### Written instruction
Reproduce the listing verbatim.

### Provided material
☆ ☆ ☆
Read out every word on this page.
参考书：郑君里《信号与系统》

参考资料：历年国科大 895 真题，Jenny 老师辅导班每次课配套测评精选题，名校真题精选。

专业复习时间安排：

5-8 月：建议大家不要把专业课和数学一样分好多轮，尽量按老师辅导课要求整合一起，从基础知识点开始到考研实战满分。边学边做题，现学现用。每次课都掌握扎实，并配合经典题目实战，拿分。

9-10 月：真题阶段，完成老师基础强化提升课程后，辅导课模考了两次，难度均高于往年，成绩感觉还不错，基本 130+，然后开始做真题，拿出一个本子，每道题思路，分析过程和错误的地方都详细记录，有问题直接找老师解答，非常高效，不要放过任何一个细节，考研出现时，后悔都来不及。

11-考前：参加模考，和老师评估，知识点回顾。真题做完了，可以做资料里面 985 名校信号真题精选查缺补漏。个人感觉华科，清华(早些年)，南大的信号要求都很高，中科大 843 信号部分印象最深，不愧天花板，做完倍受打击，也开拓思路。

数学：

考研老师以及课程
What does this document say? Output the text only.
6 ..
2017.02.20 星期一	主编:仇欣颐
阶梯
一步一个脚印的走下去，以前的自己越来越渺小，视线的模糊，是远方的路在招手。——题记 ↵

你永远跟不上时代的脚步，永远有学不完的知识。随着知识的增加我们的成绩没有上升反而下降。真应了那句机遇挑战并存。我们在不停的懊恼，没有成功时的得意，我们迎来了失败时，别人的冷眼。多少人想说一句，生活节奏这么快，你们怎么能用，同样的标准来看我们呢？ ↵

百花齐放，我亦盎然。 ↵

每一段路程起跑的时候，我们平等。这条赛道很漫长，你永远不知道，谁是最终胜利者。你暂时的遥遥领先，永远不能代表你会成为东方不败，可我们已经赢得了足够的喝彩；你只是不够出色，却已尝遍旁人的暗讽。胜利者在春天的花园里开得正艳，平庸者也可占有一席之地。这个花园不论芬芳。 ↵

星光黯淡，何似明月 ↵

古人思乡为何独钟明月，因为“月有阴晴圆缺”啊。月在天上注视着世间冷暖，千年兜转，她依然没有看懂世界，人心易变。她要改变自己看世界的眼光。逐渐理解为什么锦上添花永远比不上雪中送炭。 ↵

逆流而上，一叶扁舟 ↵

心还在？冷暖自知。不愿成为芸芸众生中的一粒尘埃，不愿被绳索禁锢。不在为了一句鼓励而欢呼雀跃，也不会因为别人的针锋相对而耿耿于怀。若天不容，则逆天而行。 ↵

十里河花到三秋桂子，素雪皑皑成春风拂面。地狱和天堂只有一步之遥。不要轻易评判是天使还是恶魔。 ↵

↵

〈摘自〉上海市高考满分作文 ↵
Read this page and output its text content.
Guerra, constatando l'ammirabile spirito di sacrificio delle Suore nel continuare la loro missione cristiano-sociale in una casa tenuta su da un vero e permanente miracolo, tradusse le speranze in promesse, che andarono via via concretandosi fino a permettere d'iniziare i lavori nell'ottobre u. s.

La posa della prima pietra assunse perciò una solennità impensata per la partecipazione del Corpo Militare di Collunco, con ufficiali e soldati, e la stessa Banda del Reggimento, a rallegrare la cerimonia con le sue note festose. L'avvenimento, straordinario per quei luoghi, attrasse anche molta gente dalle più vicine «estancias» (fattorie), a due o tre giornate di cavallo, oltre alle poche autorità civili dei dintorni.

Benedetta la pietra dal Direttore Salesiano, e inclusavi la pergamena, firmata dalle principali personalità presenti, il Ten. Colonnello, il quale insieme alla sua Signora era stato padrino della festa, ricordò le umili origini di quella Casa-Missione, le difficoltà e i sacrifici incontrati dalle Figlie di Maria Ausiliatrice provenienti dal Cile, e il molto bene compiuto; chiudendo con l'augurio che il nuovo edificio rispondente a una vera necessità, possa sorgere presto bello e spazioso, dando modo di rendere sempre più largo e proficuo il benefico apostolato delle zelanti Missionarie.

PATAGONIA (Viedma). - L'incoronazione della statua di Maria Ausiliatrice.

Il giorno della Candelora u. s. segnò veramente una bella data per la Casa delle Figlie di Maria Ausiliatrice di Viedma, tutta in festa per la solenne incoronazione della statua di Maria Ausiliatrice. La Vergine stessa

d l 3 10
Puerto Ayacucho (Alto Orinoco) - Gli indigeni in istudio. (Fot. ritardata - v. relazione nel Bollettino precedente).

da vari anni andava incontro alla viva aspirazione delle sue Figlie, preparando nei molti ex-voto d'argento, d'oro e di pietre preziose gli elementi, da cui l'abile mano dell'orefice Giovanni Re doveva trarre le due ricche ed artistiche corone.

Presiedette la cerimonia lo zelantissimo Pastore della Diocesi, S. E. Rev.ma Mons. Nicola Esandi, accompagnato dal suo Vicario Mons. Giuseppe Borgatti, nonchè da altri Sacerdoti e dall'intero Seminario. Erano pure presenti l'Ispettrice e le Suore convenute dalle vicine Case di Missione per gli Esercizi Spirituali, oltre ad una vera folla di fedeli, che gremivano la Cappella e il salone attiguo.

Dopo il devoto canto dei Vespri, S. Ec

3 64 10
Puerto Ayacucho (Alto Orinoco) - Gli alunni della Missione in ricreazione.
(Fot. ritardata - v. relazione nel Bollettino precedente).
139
☆ ☆ ☆
### The answer
Read out every word on this page.
参考书：郑君里《信号与系统》

参考资料：历年国科大 895 真题，Jenny 老师辅导班每次课配套测评精选题，名校真题精选。

专业复习时间安排：

5-8 月：建议大家不要把专业课和数学一样分好多轮，尽量按老师辅导课要求整合一起，从基础知识点开始到考研实战满分。边学边做题，现学现用。每次课都掌握扎实，并配合经典题目实战，拿分。

9-10 月：真题阶段，完成老师基础强化提升课程后，辅导课模考了两次，难度均高于往年，成绩感觉还不错，基本 130+，然后开始做真题，拿出一个本子，每道题思路，分析过程和错误的地方都详细记录，有问题直接找老师解答，非常高效，不要放过任何一个细节，考研出现时，后悔都来不及。

11-考前：参加模考，和老师评估，知识点回顾。真题做完了，可以做资料里面 985 名校信号真题精选查缺补漏。个人感觉华科，清华(早些年)，南大的信号要求都很高，中科大 843 信号部分印象最深，不愧天花板，做完倍受打击，也开拓思路。

数学：

考研老师以及课程
What does this document say? Output the text only.
6 ..
2017.02.20 星期一	主编:仇欣颐
阶梯
一步一个脚印的走下去，以前的自己越来越渺小，视线的模糊，是远方的路在招手。——题记 ↵

你永远跟不上时代的脚步，永远有学不完的知识。随着知识的增加我们的成绩没有上升反而下降。真应了那句机遇挑战并存。我们在不停的懊恼，没有成功时的得意，我们迎来了失败时，别人的冷眼。多少人想说一句，生活节奏这么快，你们怎么能用，同样的标准来看我们呢？ ↵

百花齐放，我亦盎然。 ↵

每一段路程起跑的时候，我们平等。这条赛道很漫长，你永远不知道，谁是最终胜利者。你暂时的遥遥领先，永远不能代表你会成为东方不败，可我们已经赢得了足够的喝彩；你只是不够出色，却已尝遍旁人的暗讽。胜利者在春天的花园里开得正艳，平庸者也可占有一席之地。这个花园不论芬芳。 ↵

星光黯淡，何似明月 ↵

古人思乡为何独钟明月，因为“月有阴晴圆缺”啊。月在天上注视着世间冷暖，千年兜转，她依然没有看懂世界，人心易变。她要改变自己看世界的眼光。逐渐理解为什么锦上添花永远比不上雪中送炭。 ↵

逆流而上，一叶扁舟 ↵

心还在？冷暖自知。不愿成为芸芸众生中的一粒尘埃，不愿被绳索禁锢。不在为了一句鼓励而欢呼雀跃，也不会因为别人的针锋相对而耿耿于怀。若天不容，则逆天而行。 ↵

十里河花到三秋桂子，素雪皑皑成春风拂面。地狱和天堂只有一步之遥。不要轻易评判是天使还是恶魔。 ↵

↵

〈摘自〉上海市高考满分作文 ↵
Read this page and output its text content.
Guerra, constatando l'ammirabile spirito di sacrificio delle Suore nel continuare la loro missione cristiano-sociale in una casa tenuta su da un vero e permanente miracolo, tradusse le speranze in promesse, che andarono via via concretandosi fino a permettere d'iniziare i lavori nell'ottobre u. s.

La posa della prima pietra assunse perciò una solennità impensata per la partecipazione del Corpo Militare di Collunco, con ufficiali e soldati, e la stessa Banda del Reggimento, a rallegrare la cerimonia con le sue note festose. L'avvenimento, straordinario per quei luoghi, attrasse anche molta gente dalle più vicine «estancias» (fattorie), a due o tre giornate di cavallo, oltre alle poche autorità civili dei dintorni.

Benedetta la pietra dal Direttore Salesiano, e inclusavi la pergamena, firmata dalle principali personalità presenti, il Ten. Colonnello, il quale insieme alla sua Signora era stato padrino della festa, ricordò le umili origini di quella Casa-Missione, le difficoltà e i sacrifici incontrati dalle Figlie di Maria Ausiliatrice provenienti dal Cile, e il molto bene compiuto; chiudendo con l'augurio che il nuovo edificio rispondente a una vera necessità, possa sorgere presto bello e spazioso, dando modo di rendere sempre più largo e proficuo il benefico apostolato delle zelanti Missionarie.

PATAGONIA (Viedma). - L'incoronazione della statua di Maria Ausiliatrice.

Il giorno della Candelora u. s. segnò veramente una bella data per la Casa delle Figlie di Maria Ausiliatrice di Viedma, tutta in festa per la solenne incoronazione della statua di Maria Ausiliatrice. La Vergine stessa

d l 3 10
Puerto Ayacucho (Alto Orinoco) - Gli indigeni in istudio. (Fot. ritardata - v. relazione nel Bollettino precedente).

da vari anni andava incontro alla viva aspirazione delle sue Figlie, preparando nei molti ex-voto d'argento, d'oro e di pietre preziose gli elementi, da cui l'abile mano dell'orefice Giovanni Re doveva trarre le due ricche ed artistiche corone.

Presiedette la cerimonia lo zelantissimo Pastore della Diocesi, S. E. Rev.ma Mons. Nicola Esandi, accompagnato dal suo Vicario Mons. Giuseppe Borgatti, nonchè da altri Sacerdoti e dall'intero Seminario. Erano pure presenti l'Ispettrice e le Suore convenute dalle vicine Case di Missione per gli Esercizi Spirituali, oltre ad una vera folla di fedeli, che gremivano la Cappella e il salone attiguo.

Dopo il devoto canto dei Vespri, S. Ec

3 64 10
Puerto Ayacucho (Alto Orinoco) - Gli alunni della Missione in ricreazione.
(Fot. ritardata - v. relazione nel Bollettino precedente).
139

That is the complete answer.